# Material provided:
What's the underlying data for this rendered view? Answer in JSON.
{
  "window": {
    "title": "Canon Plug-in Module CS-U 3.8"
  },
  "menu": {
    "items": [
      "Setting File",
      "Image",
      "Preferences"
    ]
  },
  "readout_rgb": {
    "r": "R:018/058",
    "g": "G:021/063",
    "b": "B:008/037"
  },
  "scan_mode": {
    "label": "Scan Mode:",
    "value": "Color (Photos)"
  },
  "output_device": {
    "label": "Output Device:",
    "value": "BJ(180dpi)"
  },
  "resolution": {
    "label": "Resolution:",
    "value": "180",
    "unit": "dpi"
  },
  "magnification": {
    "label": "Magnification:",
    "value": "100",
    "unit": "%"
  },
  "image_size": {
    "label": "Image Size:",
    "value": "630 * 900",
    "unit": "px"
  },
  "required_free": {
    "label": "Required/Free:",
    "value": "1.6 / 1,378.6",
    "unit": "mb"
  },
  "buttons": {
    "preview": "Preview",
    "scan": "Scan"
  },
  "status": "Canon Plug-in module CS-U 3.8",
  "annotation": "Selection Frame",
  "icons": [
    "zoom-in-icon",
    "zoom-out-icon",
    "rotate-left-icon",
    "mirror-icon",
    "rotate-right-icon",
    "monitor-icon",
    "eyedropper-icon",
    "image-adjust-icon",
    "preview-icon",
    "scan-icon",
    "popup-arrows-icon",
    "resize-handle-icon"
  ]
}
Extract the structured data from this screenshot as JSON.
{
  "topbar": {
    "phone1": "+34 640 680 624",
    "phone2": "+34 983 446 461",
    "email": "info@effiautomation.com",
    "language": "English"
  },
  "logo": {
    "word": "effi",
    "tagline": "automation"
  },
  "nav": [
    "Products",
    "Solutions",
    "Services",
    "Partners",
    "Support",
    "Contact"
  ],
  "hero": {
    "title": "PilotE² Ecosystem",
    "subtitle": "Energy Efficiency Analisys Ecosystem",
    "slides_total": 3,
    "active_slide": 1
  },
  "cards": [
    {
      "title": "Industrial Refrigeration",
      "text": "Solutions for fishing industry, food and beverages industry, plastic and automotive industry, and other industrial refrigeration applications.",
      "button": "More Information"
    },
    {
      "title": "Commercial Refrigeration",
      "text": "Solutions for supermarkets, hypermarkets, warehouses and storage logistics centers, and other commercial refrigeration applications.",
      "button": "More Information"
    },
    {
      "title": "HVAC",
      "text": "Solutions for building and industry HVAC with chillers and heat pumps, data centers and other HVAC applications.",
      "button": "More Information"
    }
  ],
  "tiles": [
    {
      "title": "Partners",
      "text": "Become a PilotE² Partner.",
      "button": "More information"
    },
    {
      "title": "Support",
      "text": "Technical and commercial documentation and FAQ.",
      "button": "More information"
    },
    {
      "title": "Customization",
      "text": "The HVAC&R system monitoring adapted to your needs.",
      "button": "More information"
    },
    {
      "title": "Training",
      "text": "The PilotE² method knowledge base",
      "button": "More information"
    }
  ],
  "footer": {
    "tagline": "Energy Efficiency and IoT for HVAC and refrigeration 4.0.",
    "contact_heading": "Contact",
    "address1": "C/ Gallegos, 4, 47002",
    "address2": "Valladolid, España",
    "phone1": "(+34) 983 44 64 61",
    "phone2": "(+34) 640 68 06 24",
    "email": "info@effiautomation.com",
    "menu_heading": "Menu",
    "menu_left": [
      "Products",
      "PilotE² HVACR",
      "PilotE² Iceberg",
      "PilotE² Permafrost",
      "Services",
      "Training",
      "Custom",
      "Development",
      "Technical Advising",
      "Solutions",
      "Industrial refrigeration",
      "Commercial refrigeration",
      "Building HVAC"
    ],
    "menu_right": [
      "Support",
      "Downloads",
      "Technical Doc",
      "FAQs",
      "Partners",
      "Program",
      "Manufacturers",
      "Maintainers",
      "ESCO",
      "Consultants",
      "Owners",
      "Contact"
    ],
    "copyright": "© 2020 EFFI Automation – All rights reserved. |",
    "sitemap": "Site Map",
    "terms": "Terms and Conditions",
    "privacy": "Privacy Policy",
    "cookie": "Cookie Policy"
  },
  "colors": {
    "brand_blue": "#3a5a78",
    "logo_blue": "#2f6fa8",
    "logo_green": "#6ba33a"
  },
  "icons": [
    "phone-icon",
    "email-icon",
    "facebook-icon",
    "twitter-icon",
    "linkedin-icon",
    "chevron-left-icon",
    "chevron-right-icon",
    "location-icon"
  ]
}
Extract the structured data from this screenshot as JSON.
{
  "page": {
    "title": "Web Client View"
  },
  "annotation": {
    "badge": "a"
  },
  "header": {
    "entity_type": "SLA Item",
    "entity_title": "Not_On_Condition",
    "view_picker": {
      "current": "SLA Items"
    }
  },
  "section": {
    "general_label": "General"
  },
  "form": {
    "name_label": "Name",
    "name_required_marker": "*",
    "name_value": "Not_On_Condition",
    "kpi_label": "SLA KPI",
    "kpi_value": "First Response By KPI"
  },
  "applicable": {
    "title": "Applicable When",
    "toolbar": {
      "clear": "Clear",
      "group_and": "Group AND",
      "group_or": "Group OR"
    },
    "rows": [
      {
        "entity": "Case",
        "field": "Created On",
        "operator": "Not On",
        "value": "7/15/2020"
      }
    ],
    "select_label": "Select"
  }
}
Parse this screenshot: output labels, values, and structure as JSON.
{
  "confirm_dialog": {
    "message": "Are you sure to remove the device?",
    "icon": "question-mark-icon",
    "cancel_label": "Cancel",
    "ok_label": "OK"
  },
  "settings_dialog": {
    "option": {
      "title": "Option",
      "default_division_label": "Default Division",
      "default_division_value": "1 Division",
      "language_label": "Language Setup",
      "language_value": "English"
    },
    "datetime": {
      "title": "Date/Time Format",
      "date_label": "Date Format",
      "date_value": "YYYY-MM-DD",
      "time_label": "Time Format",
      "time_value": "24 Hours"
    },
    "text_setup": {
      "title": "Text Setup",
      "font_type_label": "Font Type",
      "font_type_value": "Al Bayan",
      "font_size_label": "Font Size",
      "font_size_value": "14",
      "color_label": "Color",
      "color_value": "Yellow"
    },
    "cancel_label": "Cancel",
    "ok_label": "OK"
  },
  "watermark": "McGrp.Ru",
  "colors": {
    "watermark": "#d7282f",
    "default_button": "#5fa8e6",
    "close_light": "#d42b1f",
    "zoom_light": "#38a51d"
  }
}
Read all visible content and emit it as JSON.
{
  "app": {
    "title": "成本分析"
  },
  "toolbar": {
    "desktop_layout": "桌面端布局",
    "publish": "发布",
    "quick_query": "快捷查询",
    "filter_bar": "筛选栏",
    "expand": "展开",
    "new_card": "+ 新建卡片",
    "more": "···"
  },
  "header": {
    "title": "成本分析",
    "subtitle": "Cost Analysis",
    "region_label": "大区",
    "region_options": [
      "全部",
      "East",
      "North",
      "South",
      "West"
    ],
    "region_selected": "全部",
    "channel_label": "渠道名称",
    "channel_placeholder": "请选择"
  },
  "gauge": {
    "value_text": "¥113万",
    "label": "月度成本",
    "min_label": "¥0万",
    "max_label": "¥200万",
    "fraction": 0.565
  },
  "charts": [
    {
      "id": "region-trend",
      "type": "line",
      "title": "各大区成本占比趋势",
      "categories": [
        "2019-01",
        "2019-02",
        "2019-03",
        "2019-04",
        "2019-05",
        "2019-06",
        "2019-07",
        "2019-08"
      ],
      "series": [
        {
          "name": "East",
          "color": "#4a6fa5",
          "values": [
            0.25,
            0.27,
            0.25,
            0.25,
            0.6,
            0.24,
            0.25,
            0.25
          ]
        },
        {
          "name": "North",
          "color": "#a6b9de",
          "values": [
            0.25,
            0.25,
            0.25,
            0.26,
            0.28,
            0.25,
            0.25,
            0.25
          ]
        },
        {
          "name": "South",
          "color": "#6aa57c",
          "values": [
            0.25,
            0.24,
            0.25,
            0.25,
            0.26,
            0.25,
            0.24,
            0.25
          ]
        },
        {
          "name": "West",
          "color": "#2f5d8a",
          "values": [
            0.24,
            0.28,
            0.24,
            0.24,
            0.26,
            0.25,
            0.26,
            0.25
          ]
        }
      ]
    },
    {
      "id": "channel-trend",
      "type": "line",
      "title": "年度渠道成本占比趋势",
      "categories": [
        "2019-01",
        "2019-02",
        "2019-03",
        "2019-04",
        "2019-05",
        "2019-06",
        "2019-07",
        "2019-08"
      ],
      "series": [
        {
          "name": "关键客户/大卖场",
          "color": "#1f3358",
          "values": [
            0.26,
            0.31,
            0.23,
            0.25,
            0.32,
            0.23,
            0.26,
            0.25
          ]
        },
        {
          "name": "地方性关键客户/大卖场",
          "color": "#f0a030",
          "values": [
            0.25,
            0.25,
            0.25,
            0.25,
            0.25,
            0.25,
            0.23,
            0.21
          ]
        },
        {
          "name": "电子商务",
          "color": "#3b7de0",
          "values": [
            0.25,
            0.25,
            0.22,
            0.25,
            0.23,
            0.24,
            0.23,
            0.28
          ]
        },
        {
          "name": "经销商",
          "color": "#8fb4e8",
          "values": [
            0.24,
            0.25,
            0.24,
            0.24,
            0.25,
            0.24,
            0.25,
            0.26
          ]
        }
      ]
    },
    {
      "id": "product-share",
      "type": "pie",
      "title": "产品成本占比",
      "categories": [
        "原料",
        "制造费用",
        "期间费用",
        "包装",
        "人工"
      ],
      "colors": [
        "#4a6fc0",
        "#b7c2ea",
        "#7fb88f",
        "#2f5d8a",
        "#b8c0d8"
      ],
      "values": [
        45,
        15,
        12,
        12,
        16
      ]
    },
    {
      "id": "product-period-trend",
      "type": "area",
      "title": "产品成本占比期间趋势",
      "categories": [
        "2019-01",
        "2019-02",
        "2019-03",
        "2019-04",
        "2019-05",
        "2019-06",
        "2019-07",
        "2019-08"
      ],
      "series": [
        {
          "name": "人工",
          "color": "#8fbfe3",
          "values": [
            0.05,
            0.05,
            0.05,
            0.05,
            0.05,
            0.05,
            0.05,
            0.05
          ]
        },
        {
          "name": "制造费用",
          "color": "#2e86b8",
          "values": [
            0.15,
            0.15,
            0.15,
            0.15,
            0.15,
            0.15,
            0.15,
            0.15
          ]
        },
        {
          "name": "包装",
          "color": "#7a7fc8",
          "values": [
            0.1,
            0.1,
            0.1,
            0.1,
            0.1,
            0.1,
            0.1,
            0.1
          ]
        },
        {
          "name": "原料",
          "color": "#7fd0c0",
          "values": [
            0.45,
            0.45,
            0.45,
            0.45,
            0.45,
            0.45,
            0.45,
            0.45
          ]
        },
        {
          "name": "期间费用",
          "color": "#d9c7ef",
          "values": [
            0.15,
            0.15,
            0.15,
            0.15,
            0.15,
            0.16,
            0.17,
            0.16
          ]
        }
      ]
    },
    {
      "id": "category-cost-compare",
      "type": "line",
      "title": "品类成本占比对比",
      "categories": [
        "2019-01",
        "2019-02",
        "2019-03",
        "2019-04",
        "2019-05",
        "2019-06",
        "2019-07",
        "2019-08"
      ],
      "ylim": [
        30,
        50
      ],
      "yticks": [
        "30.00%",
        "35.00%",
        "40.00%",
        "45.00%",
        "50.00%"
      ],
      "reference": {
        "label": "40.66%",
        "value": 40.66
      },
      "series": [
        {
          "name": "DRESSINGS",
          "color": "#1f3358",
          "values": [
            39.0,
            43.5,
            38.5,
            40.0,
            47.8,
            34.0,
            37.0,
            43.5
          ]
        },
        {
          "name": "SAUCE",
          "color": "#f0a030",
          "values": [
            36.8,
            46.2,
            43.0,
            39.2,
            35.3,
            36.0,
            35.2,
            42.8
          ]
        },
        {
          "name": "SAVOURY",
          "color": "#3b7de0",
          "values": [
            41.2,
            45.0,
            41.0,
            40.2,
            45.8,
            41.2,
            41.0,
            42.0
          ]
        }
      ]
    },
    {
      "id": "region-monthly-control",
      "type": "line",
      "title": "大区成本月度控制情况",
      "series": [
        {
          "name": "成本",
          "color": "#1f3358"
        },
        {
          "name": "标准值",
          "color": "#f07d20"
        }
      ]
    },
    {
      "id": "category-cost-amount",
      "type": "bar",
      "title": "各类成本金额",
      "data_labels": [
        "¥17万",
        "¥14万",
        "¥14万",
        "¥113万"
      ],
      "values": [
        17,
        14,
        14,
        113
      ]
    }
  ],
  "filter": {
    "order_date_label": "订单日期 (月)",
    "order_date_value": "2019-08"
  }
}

# Stated goal:
Scan the listing above. Gather each line that contains the word "Canon".

# Answer for this exercise:
    "title": "Canon Plug-in Module CS-U 3.8"
  "status": "Canon Plug-in module CS-U 3.8",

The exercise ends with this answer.